YOUR TASK: Reproduce the entries exactly.

RECORDS FOR THE EXERCISE:
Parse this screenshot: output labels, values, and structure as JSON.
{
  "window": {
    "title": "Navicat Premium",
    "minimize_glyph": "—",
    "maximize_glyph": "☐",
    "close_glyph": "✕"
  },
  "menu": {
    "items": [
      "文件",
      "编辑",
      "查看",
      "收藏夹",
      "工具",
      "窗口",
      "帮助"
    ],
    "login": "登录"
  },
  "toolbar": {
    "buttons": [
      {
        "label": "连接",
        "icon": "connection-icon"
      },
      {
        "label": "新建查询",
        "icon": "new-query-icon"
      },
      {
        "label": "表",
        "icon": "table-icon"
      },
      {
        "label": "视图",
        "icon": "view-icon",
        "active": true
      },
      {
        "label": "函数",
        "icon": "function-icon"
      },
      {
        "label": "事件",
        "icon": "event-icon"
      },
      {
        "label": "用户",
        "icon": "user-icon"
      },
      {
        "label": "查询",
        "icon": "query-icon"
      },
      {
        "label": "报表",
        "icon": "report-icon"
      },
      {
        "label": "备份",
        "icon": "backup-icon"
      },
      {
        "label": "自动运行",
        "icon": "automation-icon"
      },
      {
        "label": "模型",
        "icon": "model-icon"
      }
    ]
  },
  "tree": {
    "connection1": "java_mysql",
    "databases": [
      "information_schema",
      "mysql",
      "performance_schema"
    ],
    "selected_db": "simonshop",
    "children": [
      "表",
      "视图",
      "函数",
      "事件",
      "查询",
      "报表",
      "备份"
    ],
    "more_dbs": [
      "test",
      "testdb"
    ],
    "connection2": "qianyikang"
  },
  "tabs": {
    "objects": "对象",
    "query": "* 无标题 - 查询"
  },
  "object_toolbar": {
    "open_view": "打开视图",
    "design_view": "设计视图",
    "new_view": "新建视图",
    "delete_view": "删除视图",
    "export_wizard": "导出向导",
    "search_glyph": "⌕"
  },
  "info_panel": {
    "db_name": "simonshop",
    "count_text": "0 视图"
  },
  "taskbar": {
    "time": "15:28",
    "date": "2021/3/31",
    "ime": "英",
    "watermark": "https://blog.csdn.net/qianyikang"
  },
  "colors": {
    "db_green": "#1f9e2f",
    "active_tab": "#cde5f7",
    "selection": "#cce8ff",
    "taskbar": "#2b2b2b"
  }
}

WORKED SOLUTION:
Parse this screenshot: output labels, values, and structure as JSON.
{
  "window": {
    "title": "Navicat Premium",
    "minimize_glyph": "—",
    "maximize_glyph": "☐",
    "close_glyph": "✕"
  },
  "menu": {
    "items": [
      "文件",
      "编辑",
      "查看",
      "收藏夹",
      "工具",
      "窗口",
      "帮助"
    ],
    "login": "登录"
  },
  "toolbar": {
    "buttons": [
      {
        "label": "连接",
        "icon": "connection-icon"
      },
      {
        "label": "新建查询",
        "icon": "new-query-icon"
      },
      {
        "label": "表",
        "icon": "table-icon"
      },
      {
        "label": "视图",
        "icon": "view-icon",
        "active": true
      },
      {
        "label": "函数",
        "icon": "function-icon"
      },
      {
        "label": "事件",
        "icon": "event-icon"
      },
      {
        "label": "用户",
        "icon": "user-icon"
      },
      {
        "label": "查询",
        "icon": "query-icon"
      },
      {
        "label": "报表",
        "icon": "report-icon"
      },
      {
        "label": "备份",
        "icon": "backup-icon"
      },
      {
        "label": "自动运行",
        "icon": "automation-icon"
      },
      {
        "label": "模型",
        "icon": "model-icon"
      }
    ]
  },
  "tree": {
    "connection1": "java_mysql",
    "databases": [
      "information_schema",
      "mysql",
      "performance_schema"
    ],
    "selected_db": "simonshop",
    "children": [
      "表",
      "视图",
      "函数",
      "事件",
      "查询",
      "报表",
      "备份"
    ],
    "more_dbs": [
      "test",
      "testdb"
    ],
    "connection2": "qianyikang"
  },
  "tabs": {
    "objects": "对象",
    "query": "* 无标题 - 查询"
  },
  "object_toolbar": {
    "open_view": "打开视图",
    "design_view": "设计视图",
    "new_view": "新建视图",
    "delete_view": "删除视图",
    "export_wizard": "导出向导",
    "search_glyph": "⌕"
  },
  "info_panel": {
    "db_name": "simonshop",
    "count_text": "0 视图"
  },
  "taskbar": {
    "time": "15:28",
    "date": "2021/3/31",
    "ime": "英",
    "watermark": "https://blog.csdn.net/qianyikang"
  },
  "colors": {
    "db_green": "#1f9e2f",
    "active_tab": "#cde5f7",
    "selection": "#cce8ff",
    "taskbar": "#2b2b2b"
  }
}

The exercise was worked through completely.